## WHAT YOU WILL DO
The answer must be a single number, namely how many lines in the entries below contain the string "Elements".
--- START ---
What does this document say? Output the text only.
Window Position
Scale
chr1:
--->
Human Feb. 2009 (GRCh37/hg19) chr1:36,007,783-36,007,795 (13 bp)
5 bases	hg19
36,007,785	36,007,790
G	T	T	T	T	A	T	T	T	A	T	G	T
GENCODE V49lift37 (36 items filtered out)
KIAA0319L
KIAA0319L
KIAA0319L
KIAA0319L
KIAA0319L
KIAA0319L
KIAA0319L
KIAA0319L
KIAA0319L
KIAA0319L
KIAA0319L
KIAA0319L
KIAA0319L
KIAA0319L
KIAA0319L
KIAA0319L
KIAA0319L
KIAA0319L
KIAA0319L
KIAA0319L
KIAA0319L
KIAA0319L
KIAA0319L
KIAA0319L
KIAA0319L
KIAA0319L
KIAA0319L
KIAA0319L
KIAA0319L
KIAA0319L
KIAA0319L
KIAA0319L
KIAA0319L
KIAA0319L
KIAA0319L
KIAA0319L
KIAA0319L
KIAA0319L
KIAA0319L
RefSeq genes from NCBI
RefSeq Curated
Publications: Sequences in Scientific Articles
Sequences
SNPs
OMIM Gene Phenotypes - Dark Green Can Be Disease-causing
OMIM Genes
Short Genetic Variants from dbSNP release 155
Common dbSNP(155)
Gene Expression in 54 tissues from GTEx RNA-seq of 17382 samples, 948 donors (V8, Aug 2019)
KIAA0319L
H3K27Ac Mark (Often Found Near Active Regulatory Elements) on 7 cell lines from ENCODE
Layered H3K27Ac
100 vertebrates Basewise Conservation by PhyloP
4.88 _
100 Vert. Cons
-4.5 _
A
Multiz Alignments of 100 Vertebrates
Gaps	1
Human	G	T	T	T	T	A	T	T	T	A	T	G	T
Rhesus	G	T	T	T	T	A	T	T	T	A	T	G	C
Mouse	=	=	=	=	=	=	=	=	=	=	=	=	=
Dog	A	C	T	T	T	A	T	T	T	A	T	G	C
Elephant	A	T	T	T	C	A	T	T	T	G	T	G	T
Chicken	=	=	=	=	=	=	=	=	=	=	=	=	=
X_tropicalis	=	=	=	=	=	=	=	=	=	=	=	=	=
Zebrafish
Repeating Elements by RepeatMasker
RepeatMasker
--- END ---
## EXERCISE RESPONSE
2